↓↓↓

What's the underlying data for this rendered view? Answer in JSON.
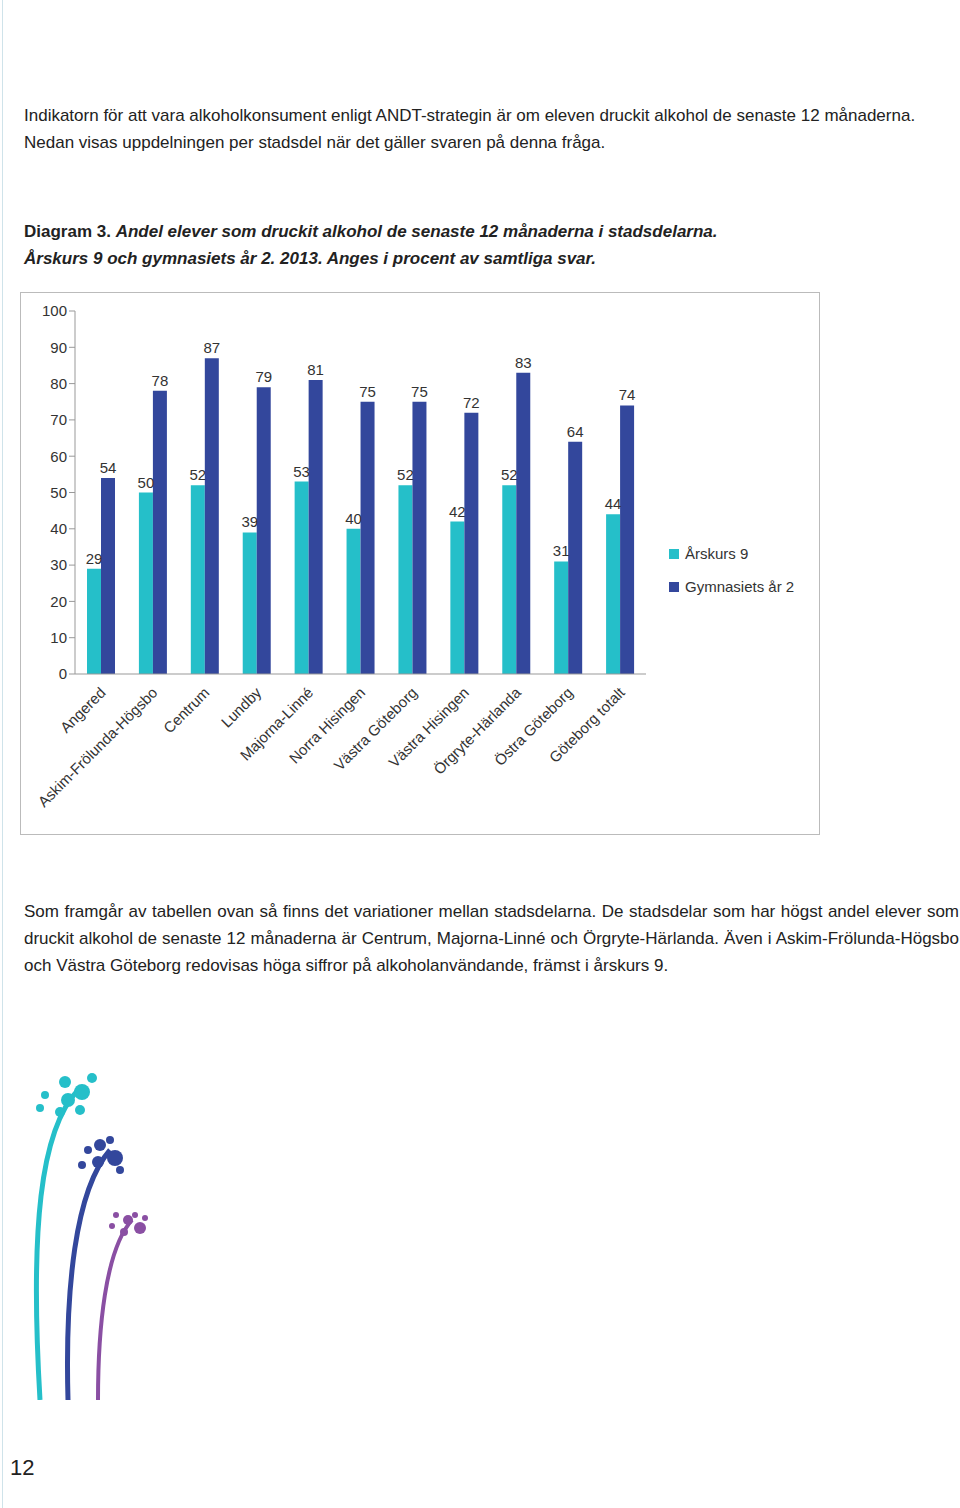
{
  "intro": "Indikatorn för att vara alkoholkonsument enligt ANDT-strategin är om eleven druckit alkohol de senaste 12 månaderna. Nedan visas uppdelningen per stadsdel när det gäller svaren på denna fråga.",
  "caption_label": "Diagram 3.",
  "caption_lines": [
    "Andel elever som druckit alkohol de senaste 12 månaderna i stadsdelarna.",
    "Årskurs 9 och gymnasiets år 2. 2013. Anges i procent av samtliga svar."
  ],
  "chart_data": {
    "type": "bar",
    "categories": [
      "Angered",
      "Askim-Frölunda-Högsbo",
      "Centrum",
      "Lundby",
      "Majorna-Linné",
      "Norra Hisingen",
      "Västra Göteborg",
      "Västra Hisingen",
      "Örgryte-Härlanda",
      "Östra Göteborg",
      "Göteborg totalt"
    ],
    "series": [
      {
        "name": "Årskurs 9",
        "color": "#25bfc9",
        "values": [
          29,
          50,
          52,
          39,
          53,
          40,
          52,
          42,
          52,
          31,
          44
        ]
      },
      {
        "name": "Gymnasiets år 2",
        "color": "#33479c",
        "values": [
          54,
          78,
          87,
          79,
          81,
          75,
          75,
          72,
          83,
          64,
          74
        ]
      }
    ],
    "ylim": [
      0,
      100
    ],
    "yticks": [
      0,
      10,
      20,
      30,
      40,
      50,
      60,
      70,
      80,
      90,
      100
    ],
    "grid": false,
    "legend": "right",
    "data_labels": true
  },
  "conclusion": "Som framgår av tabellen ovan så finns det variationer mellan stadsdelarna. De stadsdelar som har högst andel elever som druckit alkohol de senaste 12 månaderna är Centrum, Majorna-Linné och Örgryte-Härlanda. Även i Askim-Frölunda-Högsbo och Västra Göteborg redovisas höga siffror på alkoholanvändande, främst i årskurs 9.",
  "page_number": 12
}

↑↑↑
↓↓↓

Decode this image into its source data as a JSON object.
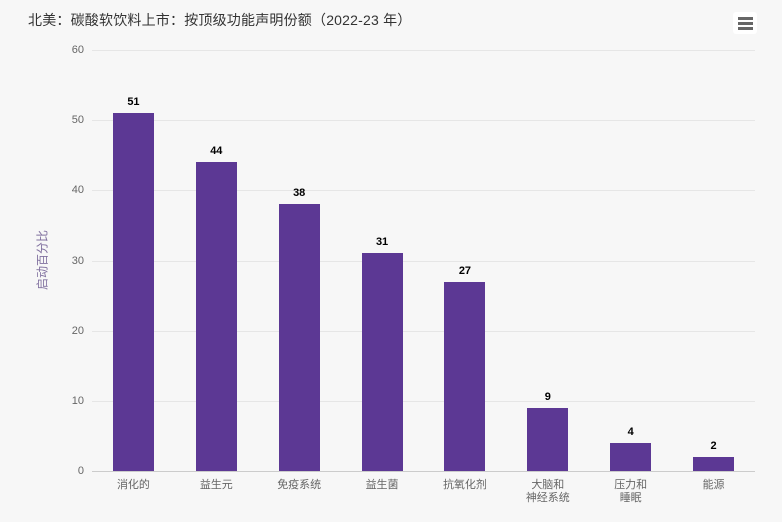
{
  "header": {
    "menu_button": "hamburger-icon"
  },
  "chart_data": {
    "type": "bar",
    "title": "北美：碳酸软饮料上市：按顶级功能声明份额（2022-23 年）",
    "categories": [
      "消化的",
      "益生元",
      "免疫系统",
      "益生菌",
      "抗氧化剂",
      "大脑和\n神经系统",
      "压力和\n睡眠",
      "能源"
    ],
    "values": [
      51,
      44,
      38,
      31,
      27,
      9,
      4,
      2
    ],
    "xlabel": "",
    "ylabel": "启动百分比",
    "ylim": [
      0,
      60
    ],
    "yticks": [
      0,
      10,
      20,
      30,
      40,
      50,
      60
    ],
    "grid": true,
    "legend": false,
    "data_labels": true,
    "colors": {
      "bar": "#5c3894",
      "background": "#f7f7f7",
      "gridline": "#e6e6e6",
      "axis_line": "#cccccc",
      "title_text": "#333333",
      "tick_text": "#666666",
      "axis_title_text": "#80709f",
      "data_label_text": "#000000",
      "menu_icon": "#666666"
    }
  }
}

↑↑↑

● **What this task involves**:
Give the count of lines containing "Göteborg", with no added text.

● **Solution for this problem**:
4